* BEGIN *

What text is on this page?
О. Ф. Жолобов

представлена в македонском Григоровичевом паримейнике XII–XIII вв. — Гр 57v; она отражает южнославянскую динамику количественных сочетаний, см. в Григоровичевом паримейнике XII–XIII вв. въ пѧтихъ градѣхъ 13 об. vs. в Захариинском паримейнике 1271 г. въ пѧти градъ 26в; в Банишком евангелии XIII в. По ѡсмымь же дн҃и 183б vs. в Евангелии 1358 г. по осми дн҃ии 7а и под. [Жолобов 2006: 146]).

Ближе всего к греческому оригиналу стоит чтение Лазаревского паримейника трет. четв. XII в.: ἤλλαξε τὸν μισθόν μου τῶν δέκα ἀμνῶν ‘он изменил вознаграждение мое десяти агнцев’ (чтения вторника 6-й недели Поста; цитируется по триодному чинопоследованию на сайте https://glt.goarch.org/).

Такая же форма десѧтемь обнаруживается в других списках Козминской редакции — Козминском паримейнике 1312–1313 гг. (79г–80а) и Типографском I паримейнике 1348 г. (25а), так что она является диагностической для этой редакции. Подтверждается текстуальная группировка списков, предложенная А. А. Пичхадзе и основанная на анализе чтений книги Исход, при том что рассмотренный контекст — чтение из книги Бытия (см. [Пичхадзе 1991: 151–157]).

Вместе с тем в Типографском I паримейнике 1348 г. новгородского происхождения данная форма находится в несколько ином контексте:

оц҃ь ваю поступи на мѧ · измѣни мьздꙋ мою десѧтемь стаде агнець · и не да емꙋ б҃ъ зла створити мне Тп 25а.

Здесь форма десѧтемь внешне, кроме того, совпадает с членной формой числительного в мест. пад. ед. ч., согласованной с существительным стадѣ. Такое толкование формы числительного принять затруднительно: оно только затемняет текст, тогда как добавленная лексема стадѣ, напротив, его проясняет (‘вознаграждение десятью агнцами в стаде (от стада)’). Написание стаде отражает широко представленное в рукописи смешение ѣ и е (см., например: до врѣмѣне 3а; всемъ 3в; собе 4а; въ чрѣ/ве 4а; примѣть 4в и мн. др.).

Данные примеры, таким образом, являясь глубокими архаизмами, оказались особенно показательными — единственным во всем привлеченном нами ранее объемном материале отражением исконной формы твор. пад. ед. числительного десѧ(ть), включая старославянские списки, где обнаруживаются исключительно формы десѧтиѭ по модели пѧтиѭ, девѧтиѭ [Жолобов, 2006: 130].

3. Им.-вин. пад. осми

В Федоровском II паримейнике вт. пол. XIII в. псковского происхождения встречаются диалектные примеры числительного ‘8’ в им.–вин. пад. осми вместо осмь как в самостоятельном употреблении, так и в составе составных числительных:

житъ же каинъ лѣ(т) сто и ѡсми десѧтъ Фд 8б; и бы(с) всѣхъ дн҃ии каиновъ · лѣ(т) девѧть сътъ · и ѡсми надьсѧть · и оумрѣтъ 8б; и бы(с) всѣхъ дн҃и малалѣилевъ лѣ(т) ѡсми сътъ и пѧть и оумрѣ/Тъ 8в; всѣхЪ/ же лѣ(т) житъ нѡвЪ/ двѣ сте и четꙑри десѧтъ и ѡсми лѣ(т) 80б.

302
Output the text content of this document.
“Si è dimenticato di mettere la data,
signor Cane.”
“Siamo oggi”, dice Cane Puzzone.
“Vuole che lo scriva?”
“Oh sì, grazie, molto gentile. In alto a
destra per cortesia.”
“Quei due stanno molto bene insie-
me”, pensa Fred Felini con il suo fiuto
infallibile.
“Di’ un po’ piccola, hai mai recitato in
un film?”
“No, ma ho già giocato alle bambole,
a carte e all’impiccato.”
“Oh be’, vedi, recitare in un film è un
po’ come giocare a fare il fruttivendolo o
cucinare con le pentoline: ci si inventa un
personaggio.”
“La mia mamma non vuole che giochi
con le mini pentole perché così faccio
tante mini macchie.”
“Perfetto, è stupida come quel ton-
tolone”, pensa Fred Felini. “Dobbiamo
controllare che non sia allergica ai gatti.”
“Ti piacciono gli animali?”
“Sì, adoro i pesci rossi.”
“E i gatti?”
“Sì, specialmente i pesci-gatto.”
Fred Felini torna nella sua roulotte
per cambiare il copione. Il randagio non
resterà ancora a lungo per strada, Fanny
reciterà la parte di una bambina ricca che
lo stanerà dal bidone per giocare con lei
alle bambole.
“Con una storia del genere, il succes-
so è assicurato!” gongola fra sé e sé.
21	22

* END *

### What to produce
Search the data above for the string "gatti" and copy each line that has it.

### Worked answer
controllare che non sia allergica ai gatti.”
“E i gatti?”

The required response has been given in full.